*Task to carry out*:
Return each line holding the string "presence".

(Stored data entries)
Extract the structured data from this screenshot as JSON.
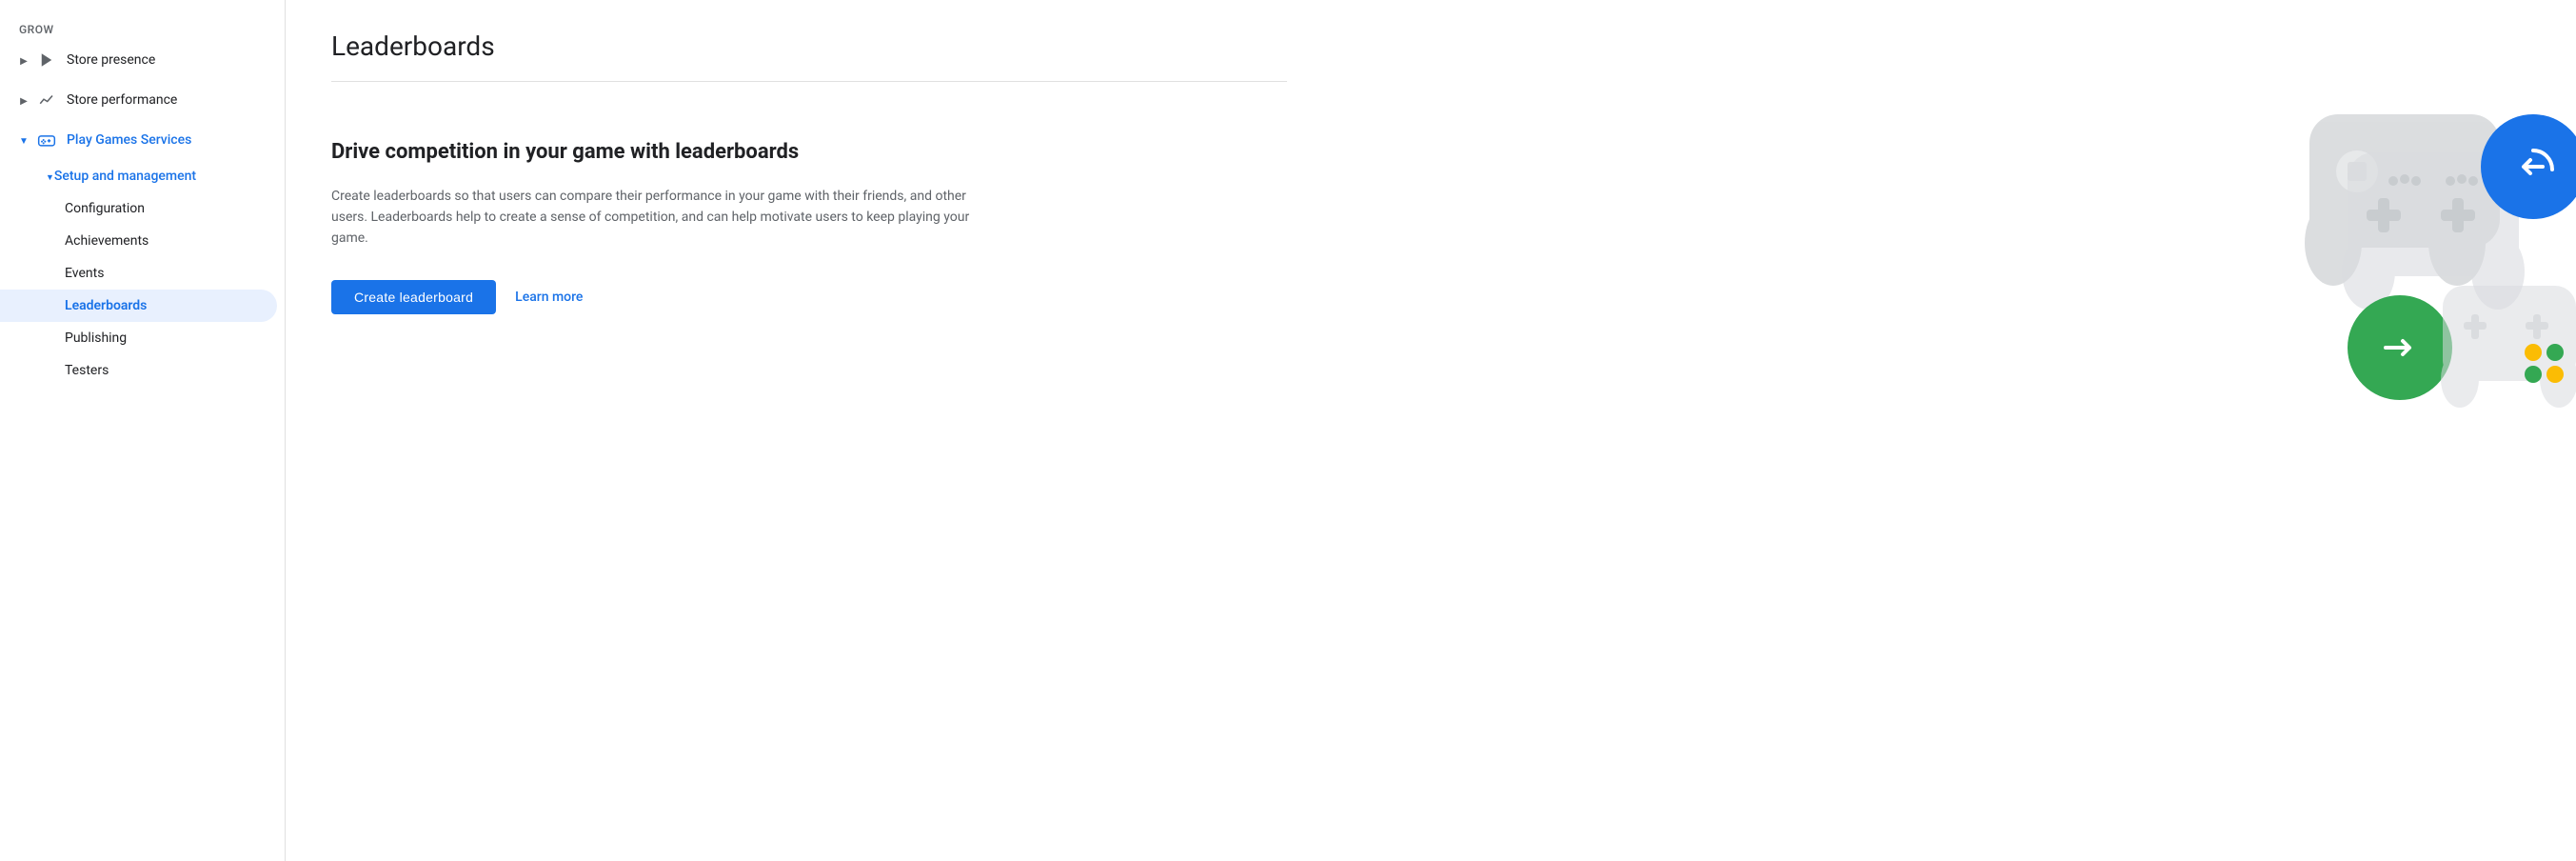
{
  "sidebar": {
    "grow_label": "Grow",
    "items": [
      {
        "id": "store-presence",
        "label": "Store presence",
        "icon": "play-icon",
        "expandable": true,
        "expanded": false,
        "indent": "top"
      },
      {
        "id": "store-performance",
        "label": "Store performance",
        "icon": "chart-icon",
        "expandable": true,
        "expanded": false,
        "indent": "top"
      },
      {
        "id": "play-games-services",
        "label": "Play Games Services",
        "icon": "gamepad-icon",
        "expandable": true,
        "expanded": true,
        "active": true,
        "indent": "top",
        "children": [
          {
            "id": "setup-management",
            "label": "Setup and management",
            "expandable": true,
            "expanded": true,
            "active": true,
            "children": [
              {
                "id": "configuration",
                "label": "Configuration"
              },
              {
                "id": "achievements",
                "label": "Achievements"
              },
              {
                "id": "events",
                "label": "Events"
              },
              {
                "id": "leaderboards",
                "label": "Leaderboards",
                "active": true
              },
              {
                "id": "publishing",
                "label": "Publishing"
              },
              {
                "id": "testers",
                "label": "Testers"
              }
            ]
          }
        ]
      }
    ]
  },
  "main": {
    "page_title": "Leaderboards",
    "headline": "Drive competition in your game with leaderboards",
    "description": "Create leaderboards so that users can compare their performance in your game with their friends, and other users. Leaderboards help to create a sense of competition, and can help motivate users to keep playing your game.",
    "create_button_label": "Create leaderboard",
    "learn_more_label": "Learn more"
  }
}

*Task solution*:
        "id": "store-presence",
        "label": "Store presence",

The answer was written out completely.